● Input
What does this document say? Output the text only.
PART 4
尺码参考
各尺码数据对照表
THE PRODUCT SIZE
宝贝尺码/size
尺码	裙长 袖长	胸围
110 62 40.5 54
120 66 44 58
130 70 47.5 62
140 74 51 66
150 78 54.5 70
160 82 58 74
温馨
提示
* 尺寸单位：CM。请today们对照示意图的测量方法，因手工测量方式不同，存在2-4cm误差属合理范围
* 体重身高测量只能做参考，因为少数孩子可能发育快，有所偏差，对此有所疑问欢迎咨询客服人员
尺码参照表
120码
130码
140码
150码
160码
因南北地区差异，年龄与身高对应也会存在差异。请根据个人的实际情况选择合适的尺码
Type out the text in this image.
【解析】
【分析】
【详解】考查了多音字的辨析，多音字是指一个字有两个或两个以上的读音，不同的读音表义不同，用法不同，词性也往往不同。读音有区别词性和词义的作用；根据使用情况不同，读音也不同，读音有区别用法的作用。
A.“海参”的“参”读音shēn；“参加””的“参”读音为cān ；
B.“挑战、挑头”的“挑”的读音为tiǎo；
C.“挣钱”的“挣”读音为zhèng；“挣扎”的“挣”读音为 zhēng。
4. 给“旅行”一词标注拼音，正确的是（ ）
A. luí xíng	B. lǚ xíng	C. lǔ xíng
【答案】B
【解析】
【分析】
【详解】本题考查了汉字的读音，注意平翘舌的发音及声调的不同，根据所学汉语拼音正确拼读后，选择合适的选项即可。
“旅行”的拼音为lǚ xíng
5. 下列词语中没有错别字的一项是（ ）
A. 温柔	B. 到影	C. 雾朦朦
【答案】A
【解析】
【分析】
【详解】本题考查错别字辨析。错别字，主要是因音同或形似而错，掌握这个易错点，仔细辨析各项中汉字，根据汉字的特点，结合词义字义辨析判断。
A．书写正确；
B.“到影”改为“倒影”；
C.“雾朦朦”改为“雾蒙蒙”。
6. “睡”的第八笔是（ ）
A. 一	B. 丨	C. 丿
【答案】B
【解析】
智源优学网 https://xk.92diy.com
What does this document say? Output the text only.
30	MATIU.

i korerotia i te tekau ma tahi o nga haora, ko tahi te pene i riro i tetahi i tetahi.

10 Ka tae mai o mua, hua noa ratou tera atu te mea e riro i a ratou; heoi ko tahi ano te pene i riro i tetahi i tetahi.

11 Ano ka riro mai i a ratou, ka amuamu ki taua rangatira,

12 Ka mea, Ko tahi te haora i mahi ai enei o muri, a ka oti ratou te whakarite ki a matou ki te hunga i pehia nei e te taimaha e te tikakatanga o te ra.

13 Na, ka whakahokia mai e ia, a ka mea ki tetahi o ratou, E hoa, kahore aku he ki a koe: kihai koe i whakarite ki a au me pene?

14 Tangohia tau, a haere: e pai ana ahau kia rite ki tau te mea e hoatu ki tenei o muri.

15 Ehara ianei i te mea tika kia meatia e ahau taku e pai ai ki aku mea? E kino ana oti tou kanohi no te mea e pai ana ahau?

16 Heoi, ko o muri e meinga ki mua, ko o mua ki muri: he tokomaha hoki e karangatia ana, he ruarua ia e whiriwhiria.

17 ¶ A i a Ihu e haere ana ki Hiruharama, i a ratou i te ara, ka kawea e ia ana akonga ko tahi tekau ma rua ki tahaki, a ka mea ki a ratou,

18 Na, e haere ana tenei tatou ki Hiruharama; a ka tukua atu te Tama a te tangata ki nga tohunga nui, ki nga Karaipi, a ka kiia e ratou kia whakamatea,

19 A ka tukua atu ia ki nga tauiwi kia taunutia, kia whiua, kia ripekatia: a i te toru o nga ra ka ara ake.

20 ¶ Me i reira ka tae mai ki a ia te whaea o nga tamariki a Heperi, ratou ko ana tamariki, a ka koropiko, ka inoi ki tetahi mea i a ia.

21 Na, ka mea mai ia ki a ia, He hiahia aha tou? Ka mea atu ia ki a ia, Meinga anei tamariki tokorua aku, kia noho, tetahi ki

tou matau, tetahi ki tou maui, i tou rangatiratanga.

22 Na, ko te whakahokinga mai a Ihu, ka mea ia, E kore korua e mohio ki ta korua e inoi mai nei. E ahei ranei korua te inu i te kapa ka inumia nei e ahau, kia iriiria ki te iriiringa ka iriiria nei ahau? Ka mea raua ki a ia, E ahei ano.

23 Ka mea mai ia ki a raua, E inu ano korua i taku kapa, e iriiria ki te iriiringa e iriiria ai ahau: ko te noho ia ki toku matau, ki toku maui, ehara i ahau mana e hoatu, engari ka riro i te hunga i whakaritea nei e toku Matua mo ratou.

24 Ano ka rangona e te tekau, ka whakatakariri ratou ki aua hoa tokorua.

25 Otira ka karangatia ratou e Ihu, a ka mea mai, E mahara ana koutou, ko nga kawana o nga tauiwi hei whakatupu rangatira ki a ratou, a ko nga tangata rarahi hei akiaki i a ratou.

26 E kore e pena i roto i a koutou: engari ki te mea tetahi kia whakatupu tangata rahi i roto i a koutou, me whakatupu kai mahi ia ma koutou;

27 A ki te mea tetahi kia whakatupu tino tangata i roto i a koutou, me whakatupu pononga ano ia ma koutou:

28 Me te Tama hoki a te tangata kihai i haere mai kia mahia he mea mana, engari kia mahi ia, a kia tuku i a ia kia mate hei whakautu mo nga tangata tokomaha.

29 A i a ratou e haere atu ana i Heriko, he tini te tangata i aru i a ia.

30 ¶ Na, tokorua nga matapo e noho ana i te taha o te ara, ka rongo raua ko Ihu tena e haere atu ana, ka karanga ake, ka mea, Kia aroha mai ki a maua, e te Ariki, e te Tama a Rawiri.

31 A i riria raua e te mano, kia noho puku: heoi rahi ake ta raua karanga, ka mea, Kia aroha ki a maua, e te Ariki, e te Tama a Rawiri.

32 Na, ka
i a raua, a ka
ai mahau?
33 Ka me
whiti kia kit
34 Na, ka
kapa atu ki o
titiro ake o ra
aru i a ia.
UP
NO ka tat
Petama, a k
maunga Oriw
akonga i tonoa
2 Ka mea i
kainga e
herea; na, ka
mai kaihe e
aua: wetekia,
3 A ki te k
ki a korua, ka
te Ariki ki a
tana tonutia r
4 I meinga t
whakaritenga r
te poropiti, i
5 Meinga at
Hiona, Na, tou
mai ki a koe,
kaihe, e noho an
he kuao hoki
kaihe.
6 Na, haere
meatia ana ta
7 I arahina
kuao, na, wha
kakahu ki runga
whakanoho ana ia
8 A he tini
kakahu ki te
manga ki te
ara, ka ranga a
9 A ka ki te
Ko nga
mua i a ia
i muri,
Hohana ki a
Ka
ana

● Exercise
Your task is to gather all lines from the entries above that hold the word "tukua".

● Solution for this exercise
18 Na, e haere ana tenei tatou ki Hiruharama; a ka tukua atu te Tama a te tangata ki nga tohunga nui, ki nga Karaipi, a ka kiia e ratou kia whakamatea,
19 A ka tukua atu ia ki nga tauiwi kia taunutia, kia whiua, kia ripekatia: a i te toru o nga ra ka ara ake.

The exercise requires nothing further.